_GIVEN EXERCISE_: Extract all records. Keep each one exact.

_INFORMATION GIVEN_:
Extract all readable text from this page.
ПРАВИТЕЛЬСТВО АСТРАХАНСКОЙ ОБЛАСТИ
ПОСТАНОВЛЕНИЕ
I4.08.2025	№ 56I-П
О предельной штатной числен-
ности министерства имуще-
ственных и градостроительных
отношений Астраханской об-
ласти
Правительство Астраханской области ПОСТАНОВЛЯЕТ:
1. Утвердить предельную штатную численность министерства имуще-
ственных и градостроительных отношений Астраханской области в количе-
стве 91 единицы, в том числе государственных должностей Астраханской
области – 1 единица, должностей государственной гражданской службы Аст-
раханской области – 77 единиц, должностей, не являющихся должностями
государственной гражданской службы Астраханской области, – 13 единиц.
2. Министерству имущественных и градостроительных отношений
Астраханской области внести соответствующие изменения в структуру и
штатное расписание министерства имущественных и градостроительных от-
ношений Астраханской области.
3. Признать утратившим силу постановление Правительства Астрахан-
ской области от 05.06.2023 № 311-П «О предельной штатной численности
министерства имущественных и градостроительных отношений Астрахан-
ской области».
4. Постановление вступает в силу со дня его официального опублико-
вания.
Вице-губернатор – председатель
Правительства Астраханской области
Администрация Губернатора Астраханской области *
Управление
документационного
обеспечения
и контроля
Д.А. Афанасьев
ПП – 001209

_ANSWER TO THIS EXERCISE_:
Extract all readable text from this page.
ПРАВИТЕЛЬСТВО АСТРАХАНСКОЙ ОБЛАСТИ
ПОСТАНОВЛЕНИЕ
I4.08.2025	№ 56I-П
О предельной штатной числен-
ности министерства имуще-
ственных и градостроительных
отношений Астраханской об-
ласти
Правительство Астраханской области ПОСТАНОВЛЯЕТ:
1. Утвердить предельную штатную численность министерства имуще-
ственных и градостроительных отношений Астраханской области в количе-
стве 91 единицы, в том числе государственных должностей Астраханской
области – 1 единица, должностей государственной гражданской службы Аст-
раханской области – 77 единиц, должностей, не являющихся должностями
государственной гражданской службы Астраханской области, – 13 единиц.
2. Министерству имущественных и градостроительных отношений
Астраханской области внести соответствующие изменения в структуру и
штатное расписание министерства имущественных и градостроительных от-
ношений Астраханской области.
3. Признать утратившим силу постановление Правительства Астрахан-
ской области от 05.06.2023 № 311-П «О предельной штатной численности
министерства имущественных и градостроительных отношений Астрахан-
ской области».
4. Постановление вступает в силу со дня его официального опублико-
вания.
Вице-губернатор – председатель
Правительства Астраханской области
Администрация Губернатора Астраханской области *
Управление
документационного
обеспечения
и контроля
Д.А. Афанасьев
ПП – 001209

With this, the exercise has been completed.